# Given instruction:
Reproduce the listing word for word, leaving every picture behind.
# START OF Input for this task
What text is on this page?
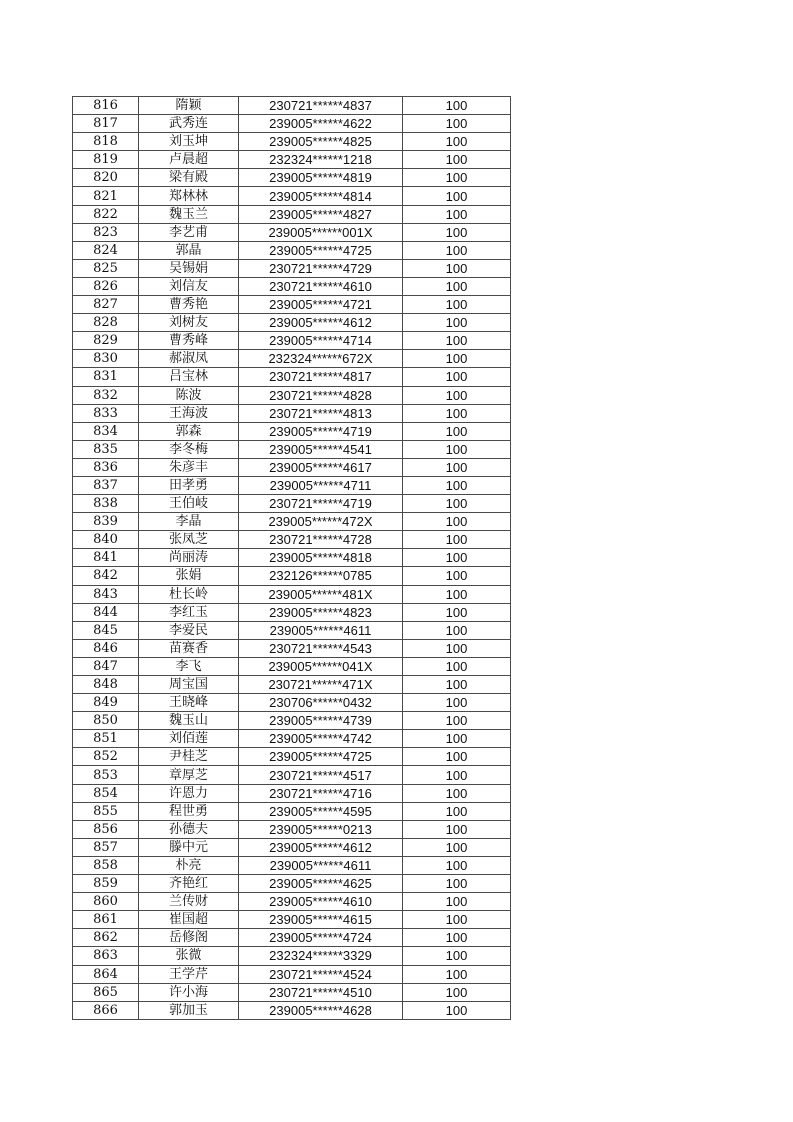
816	隋颖	230721******4837	100
817	武秀连	239005******4622	100
818	刘玉坤	239005******4825	100
819	卢晨超	232324******1218	100
820	梁有殿	239005******4819	100
821	郑林林	239005******4814	100
822	魏玉兰	239005******4827	100
823	李艺甫	239005******001X	100
824	郭晶	239005******4725	100
825	吴锡娟	230721******4729	100
826	刘信友	230721******4610	100
827	曹秀艳	239005******4721	100
828	刘树友	239005******4612	100
829	曹秀峰	239005******4714	100
830	郝淑凤	232324******672X	100
831	吕宝林	230721******4817	100
832	陈波	230721******4828	100
833	王海波	230721******4813	100
834	郭森	239005******4719	100
835	李冬梅	239005******4541	100
836	朱彦丰	239005******4617	100
837	田孝勇	239005******4711	100
838	王伯岐	230721******4719	100
839	李晶	239005******472X	100
840	张凤芝	230721******4728	100
841	尚丽涛	239005******4818	100
842	张娟	232126******0785	100
843	杜长岭	239005******481X	100
844	李红玉	239005******4823	100
845	李爱民	239005******4611	100
846	苗赛香	230721******4543	100
847	李飞	239005******041X	100
848	周宝国	230721******471X	100
849	王晓峰	230706******0432	100
850	魏玉山	239005******4739	100
851	刘佰莲	239005******4742	100
852	尹桂芝	239005******4725	100
853	章厚芝	230721******4517	100
854	许恩力	230721******4716	100
855	程世勇	239005******4595	100
856	孙德夫	239005******0213	100
857	滕中元	239005******4612	100
858	朴亮	239005******4611	100
859	齐艳红	239005******4625	100
860	兰传财	239005******4610	100
861	崔国超	239005******4615	100
862	岳修阁	239005******4724	100
863	张微	232324******3329	100
864	王学芹	230721******4524	100
865	许小海	230721******4510	100
866	郭加玉	239005******4628	100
# END OF Input for this task
# Result below:
What text is on this page?
816	隋颖	230721******4837	100
817	武秀连	239005******4622	100
818	刘玉坤	239005******4825	100
819	卢晨超	232324******1218	100
820	梁有殿	239005******4819	100
821	郑林林	239005******4814	100
822	魏玉兰	239005******4827	100
823	李艺甫	239005******001X	100
824	郭晶	239005******4725	100
825	吴锡娟	230721******4729	100
826	刘信友	230721******4610	100
827	曹秀艳	239005******4721	100
828	刘树友	239005******4612	100
829	曹秀峰	239005******4714	100
830	郝淑凤	232324******672X	100
831	吕宝林	230721******4817	100
832	陈波	230721******4828	100
833	王海波	230721******4813	100
834	郭森	239005******4719	100
835	李冬梅	239005******4541	100
836	朱彦丰	239005******4617	100
837	田孝勇	239005******4711	100
838	王伯岐	230721******4719	100
839	李晶	239005******472X	100
840	张凤芝	230721******4728	100
841	尚丽涛	239005******4818	100
842	张娟	232126******0785	100
843	杜长岭	239005******481X	100
844	李红玉	239005******4823	100
845	李爱民	239005******4611	100
846	苗赛香	230721******4543	100
847	李飞	239005******041X	100
848	周宝国	230721******471X	100
849	王晓峰	230706******0432	100
850	魏玉山	239005******4739	100
851	刘佰莲	239005******4742	100
852	尹桂芝	239005******4725	100
853	章厚芝	230721******4517	100
854	许恩力	230721******4716	100
855	程世勇	239005******4595	100
856	孙德夫	239005******0213	100
857	滕中元	239005******4612	100
858	朴亮	239005******4611	100
859	齐艳红	239005******4625	100
860	兰传财	239005******4610	100
861	崔国超	239005******4615	100
862	岳修阁	239005******4724	100
863	张微	232324******3329	100
864	王学芹	230721******4524	100
865	许小海	230721******4510	100
866	郭加玉	239005******4628	100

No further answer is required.